What to work on: The records below must be written out exactly, with every picture left behind.
## BEGIN Data extract
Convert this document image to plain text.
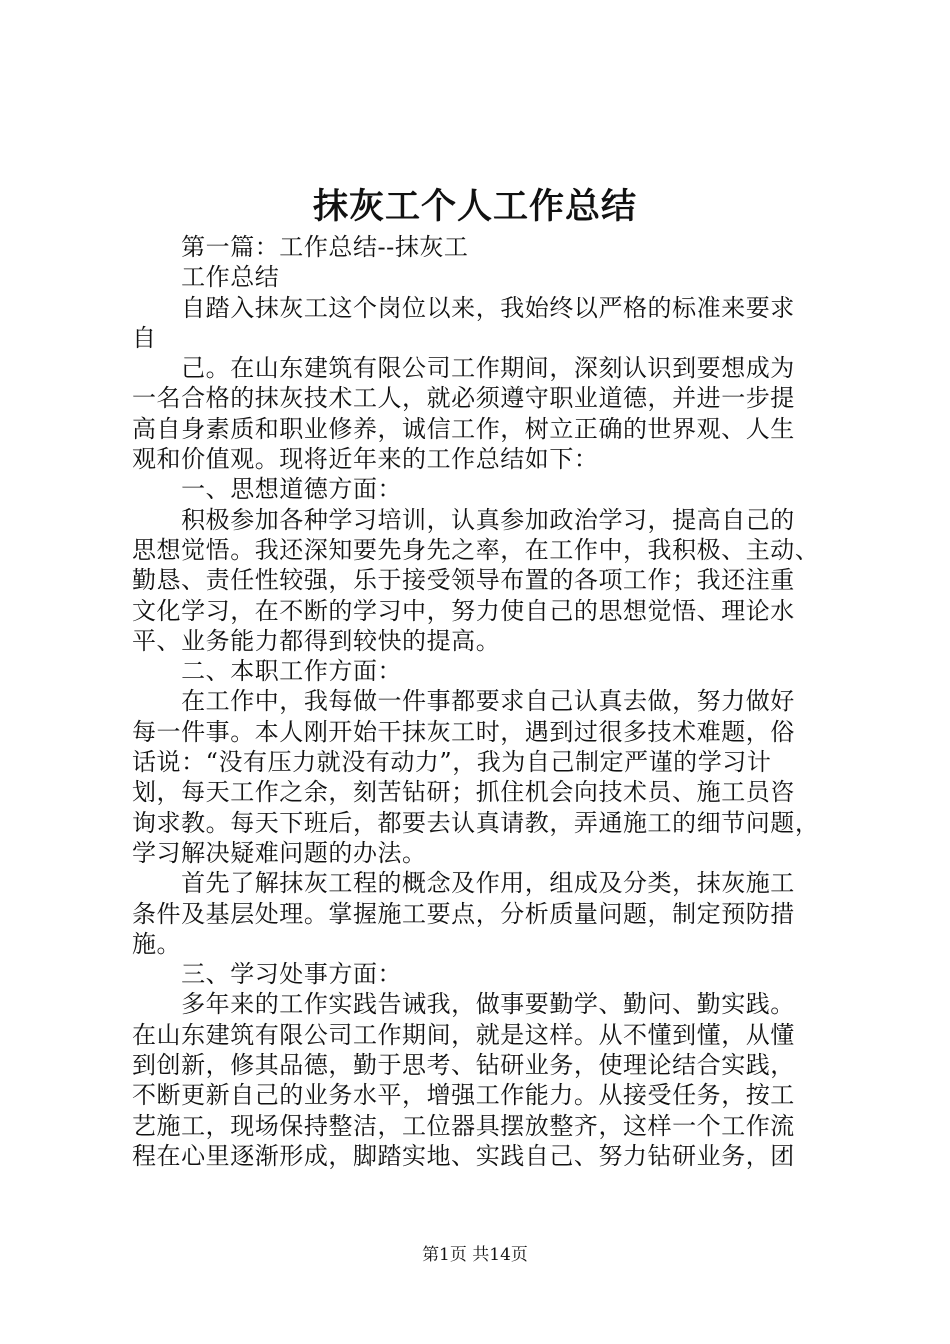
抹灰工个人工作总结

　　第一篇：工作总结--抹灰工

　　工作总结

　　自踏入抹灰工这个岗位以来，我始终以严格的标准来要求

自

　　己。在山东建筑有限公司工作期间，深刻认识到要想成为

一名合格的抹灰技术工人，就必须遵守职业道德，并进一步提

高自身素质和职业修养，诚信工作，树立正确的世界观、人生

观和价值观。现将近年来的工作总结如下：

　　一、思想道德方面：

　　积极参加各种学习培训，认真参加政治学习，提高自己的

思想觉悟。我还深知要先身先之率，在工作中，我积极、主动、

勤恳、责任性较强，乐于接受领导布置的各项工作；我还注重

文化学习，在不断的学习中，努力使自己的思想觉悟、理论水

平、业务能力都得到较快的提高。

　　二、本职工作方面：

　　在工作中，我每做一件事都要求自己认真去做，努力做好

每一件事。本人刚开始干抹灰工时，遇到过很多技术难题，俗

话说：“没有压力就没有动力”，我为自己制定严谨的学习计

划，每天工作之余，刻苦钻研；抓住机会向技术员、施工员咨

询求教。每天下班后，都要去认真请教，弄通施工的细节问题，

学习解决疑难问题的办法。

　　首先了解抹灰工程的概念及作用，组成及分类，抹灰施工

条件及基层处理。掌握施工要点，分析质量问题，制定预防措

施。

　　三、学习处事方面：

　　多年来的工作实践告诫我，做事要勤学、勤问、勤实践。

在山东建筑有限公司工作期间，就是这样。从不懂到懂，从懂

到创新，修其品德，勤于思考、钻研业务，使理论结合实践，

不断更新自己的业务水平，增强工作能力。从接受任务，按工

艺施工，现场保持整洁，工位器具摆放整齐，这样一个工作流

程在心里逐渐形成，脚踏实地、实践自己、努力钻研业务，团

第1页 共14页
## END Data extract
Response:
Convert this document image to plain text.
抹灰工个人工作总结

　　第一篇：工作总结--抹灰工

　　工作总结

　　自踏入抹灰工这个岗位以来，我始终以严格的标准来要求

自

　　己。在山东建筑有限公司工作期间，深刻认识到要想成为

一名合格的抹灰技术工人，就必须遵守职业道德，并进一步提

高自身素质和职业修养，诚信工作，树立正确的世界观、人生

观和价值观。现将近年来的工作总结如下：

　　一、思想道德方面：

　　积极参加各种学习培训，认真参加政治学习，提高自己的

思想觉悟。我还深知要先身先之率，在工作中，我积极、主动、

勤恳、责任性较强，乐于接受领导布置的各项工作；我还注重

文化学习，在不断的学习中，努力使自己的思想觉悟、理论水

平、业务能力都得到较快的提高。

　　二、本职工作方面：

　　在工作中，我每做一件事都要求自己认真去做，努力做好

每一件事。本人刚开始干抹灰工时，遇到过很多技术难题，俗

话说：“没有压力就没有动力”，我为自己制定严谨的学习计

划，每天工作之余，刻苦钻研；抓住机会向技术员、施工员咨

询求教。每天下班后，都要去认真请教，弄通施工的细节问题，

学习解决疑难问题的办法。

　　首先了解抹灰工程的概念及作用，组成及分类，抹灰施工

条件及基层处理。掌握施工要点，分析质量问题，制定预防措

施。

　　三、学习处事方面：

　　多年来的工作实践告诫我，做事要勤学、勤问、勤实践。

在山东建筑有限公司工作期间，就是这样。从不懂到懂，从懂

到创新，修其品德，勤于思考、钻研业务，使理论结合实践，

不断更新自己的业务水平，增强工作能力。从接受任务，按工

艺施工，现场保持整洁，工位器具摆放整齐，这样一个工作流

程在心里逐渐形成，脚踏实地、实践自己、努力钻研业务，团

第1页 共14页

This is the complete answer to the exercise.